◆ **Raw records**
(begin)
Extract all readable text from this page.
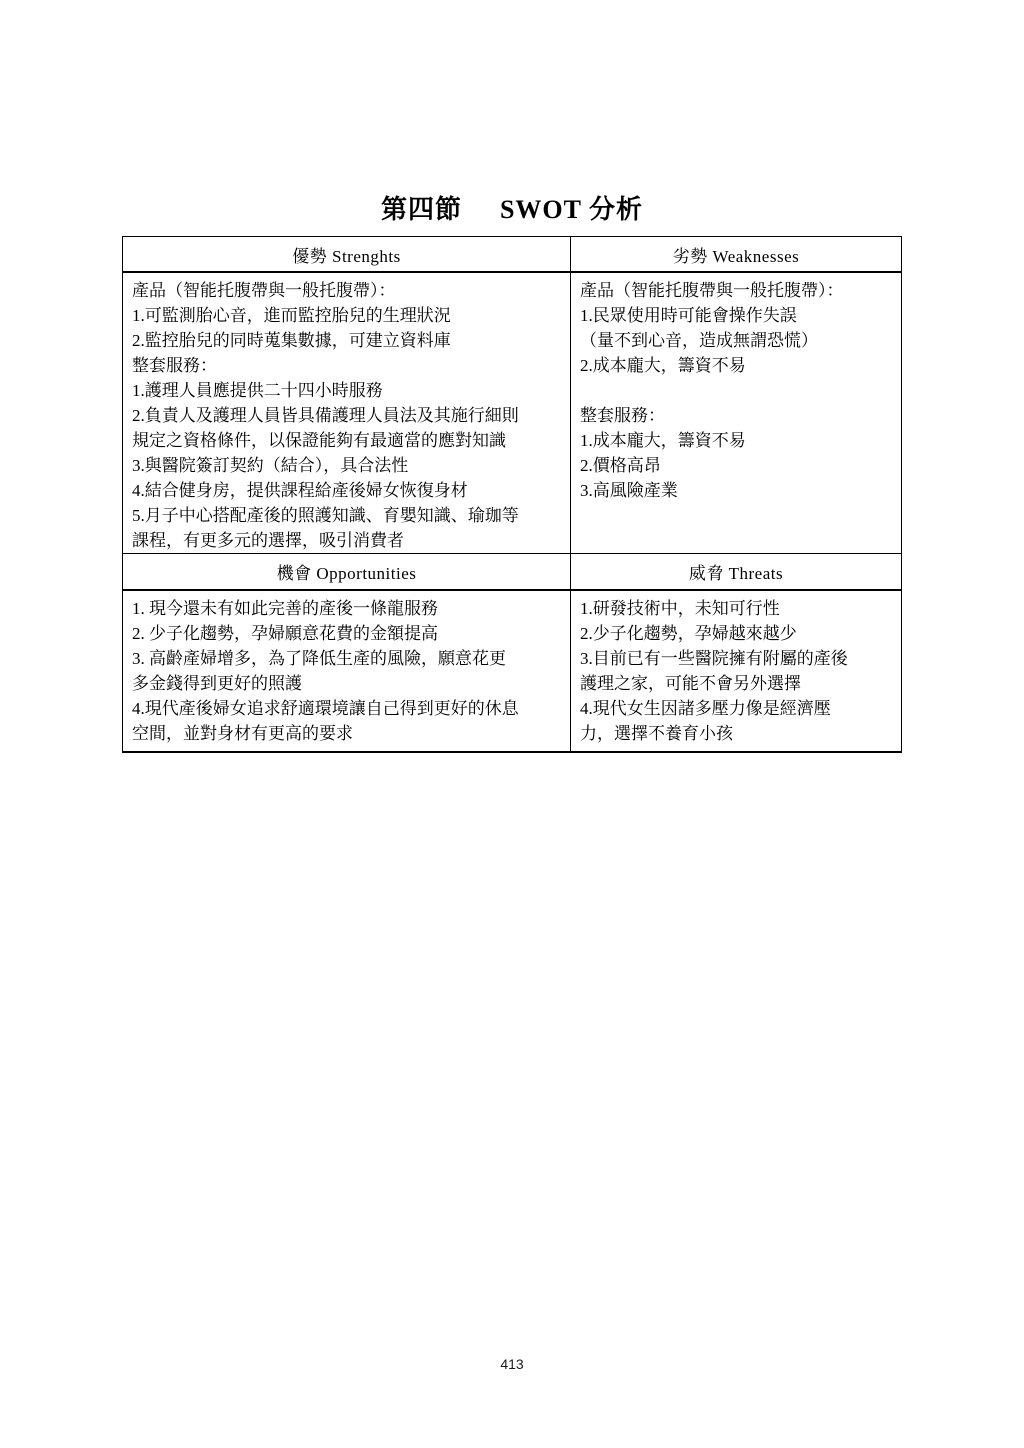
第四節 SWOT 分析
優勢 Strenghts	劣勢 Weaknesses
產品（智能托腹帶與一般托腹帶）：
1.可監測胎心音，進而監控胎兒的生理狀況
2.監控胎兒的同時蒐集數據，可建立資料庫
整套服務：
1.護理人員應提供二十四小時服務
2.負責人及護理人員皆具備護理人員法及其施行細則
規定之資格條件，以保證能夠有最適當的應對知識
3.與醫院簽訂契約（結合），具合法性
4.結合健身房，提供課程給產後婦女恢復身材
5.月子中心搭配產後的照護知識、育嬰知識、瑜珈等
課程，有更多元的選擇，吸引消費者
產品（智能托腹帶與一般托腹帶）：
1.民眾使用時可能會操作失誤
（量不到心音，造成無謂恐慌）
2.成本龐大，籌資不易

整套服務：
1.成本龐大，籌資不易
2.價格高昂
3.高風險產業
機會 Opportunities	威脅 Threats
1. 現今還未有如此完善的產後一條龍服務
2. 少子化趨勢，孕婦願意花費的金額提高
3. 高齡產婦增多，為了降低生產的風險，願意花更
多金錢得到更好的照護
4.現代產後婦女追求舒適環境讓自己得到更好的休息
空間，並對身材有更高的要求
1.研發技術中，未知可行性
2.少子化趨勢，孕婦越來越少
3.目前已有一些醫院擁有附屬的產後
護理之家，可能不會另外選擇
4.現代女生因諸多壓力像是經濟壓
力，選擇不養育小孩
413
(end)
◆ **What you have to do**
Reproduce the material above verbatim; omit every picture.

◆ **Answer to the problem**
Extract all readable text from this page.
第四節 SWOT 分析
優勢 Strenghts	劣勢 Weaknesses
產品（智能托腹帶與一般托腹帶）：
1.可監測胎心音，進而監控胎兒的生理狀況
2.監控胎兒的同時蒐集數據，可建立資料庫
整套服務：
1.護理人員應提供二十四小時服務
2.負責人及護理人員皆具備護理人員法及其施行細則
規定之資格條件，以保證能夠有最適當的應對知識
3.與醫院簽訂契約（結合），具合法性
4.結合健身房，提供課程給產後婦女恢復身材
5.月子中心搭配產後的照護知識、育嬰知識、瑜珈等
課程，有更多元的選擇，吸引消費者
產品（智能托腹帶與一般托腹帶）：
1.民眾使用時可能會操作失誤
（量不到心音，造成無謂恐慌）
2.成本龐大，籌資不易

整套服務：
1.成本龐大，籌資不易
2.價格高昂
3.高風險產業
機會 Opportunities	威脅 Threats
1. 現今還未有如此完善的產後一條龍服務
2. 少子化趨勢，孕婦願意花費的金額提高
3. 高齡產婦增多，為了降低生產的風險，願意花更
多金錢得到更好的照護
4.現代產後婦女追求舒適環境讓自己得到更好的休息
空間，並對身材有更高的要求
1.研發技術中，未知可行性
2.少子化趨勢，孕婦越來越少
3.目前已有一些醫院擁有附屬的產後
護理之家，可能不會另外選擇
4.現代女生因諸多壓力像是經濟壓
力，選擇不養育小孩
413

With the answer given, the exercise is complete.